Data records:
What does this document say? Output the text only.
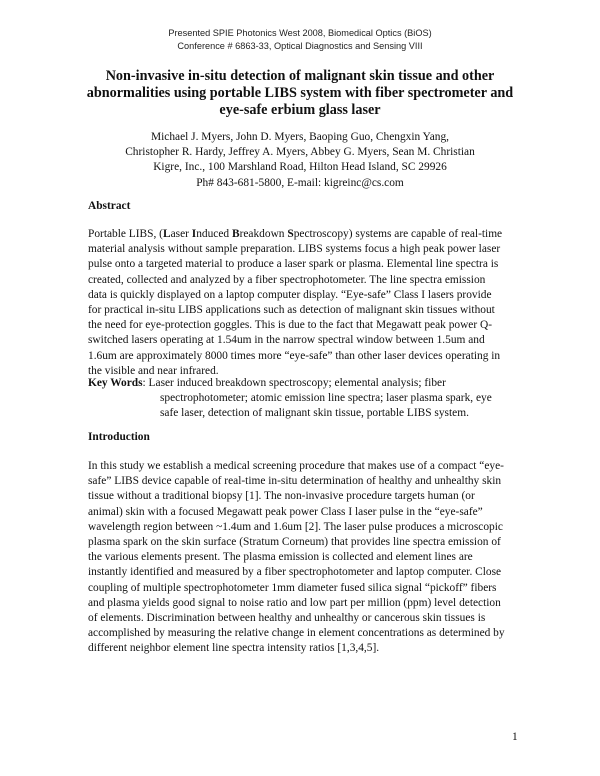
Presented SPIE Photonics West 2008, Biomedical Optics (BiOS)
Conference # 6863-33, Optical Diagnostics and Sensing VIII
Non-invasive in-situ detection of malignant skin tissue and other
abnormalities using portable LIBS system with fiber spectrometer and
eye-safe erbium glass laser
Michael J. Myers, John D. Myers, Baoping Guo, Chengxin Yang,
Christopher R. Hardy, Jeffrey A. Myers, Abbey G. Myers, Sean M. Christian
Kigre, Inc., 100 Marshland Road, Hilton Head Island, SC 29926
Ph# 843-681-5800, E-mail: kigreinc@cs.com
Abstract
Portable LIBS, (Laser Induced Breakdown Spectroscopy) systems are capable of real-time
material analysis without sample preparation. LIBS systems focus a high peak power laser
pulse onto a targeted material to produce a laser spark or plasma. Elemental line spectra is
created, collected and analyzed by a fiber spectrophotometer. The line spectra emission
data is quickly displayed on a laptop computer display. “Eye-safe” Class I lasers provide
for practical in-situ LIBS applications such as detection of malignant skin tissues without
the need for eye-protection goggles. This is due to the fact that Megawatt peak power Q-
switched lasers operating at 1.54um in the narrow spectral window between 1.5um and
1.6um are approximately 8000 times more “eye-safe” than other laser devices operating in
the visible and near infrared.
Key Words: Laser induced breakdown spectroscopy; elemental analysis; fiber
spectrophotometer; atomic emission line spectra; laser plasma spark, eye
safe laser, detection of malignant skin tissue, portable LIBS system.
Introduction
In this study we establish a medical screening procedure that makes use of a compact “eye-
safe” LIBS device capable of real-time in-situ determination of healthy and unhealthy skin
tissue without a traditional biopsy [1]. The non-invasive procedure targets human (or
animal) skin with a focused Megawatt peak power Class I laser pulse in the “eye-safe”
wavelength region between ~1.4um and 1.6um [2]. The laser pulse produces a microscopic
plasma spark on the skin surface (Stratum Corneum) that provides line spectra emission of
the various elements present. The plasma emission is collected and element lines are
instantly identified and measured by a fiber spectrophotometer and laptop computer. Close
coupling of multiple spectrophotometer 1mm diameter fused silica signal “pickoff” fibers
and plasma yields good signal to noise ratio and low part per million (ppm) level detection
of elements. Discrimination between healthy and unhealthy or cancerous skin tissues is
accomplished by measuring the relative change in element concentrations as determined by
different neighbor element line spectra intensity ratios [1,3,4,5].
1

* **Prompt**
Pull out all lines containing the word "Class" from the entries above.

* **Expected answer**
data is quickly displayed on a laptop computer display. “Eye-safe” Class I lasers provide
animal) skin with a focused Megawatt peak power Class I laser pulse in the “eye-safe”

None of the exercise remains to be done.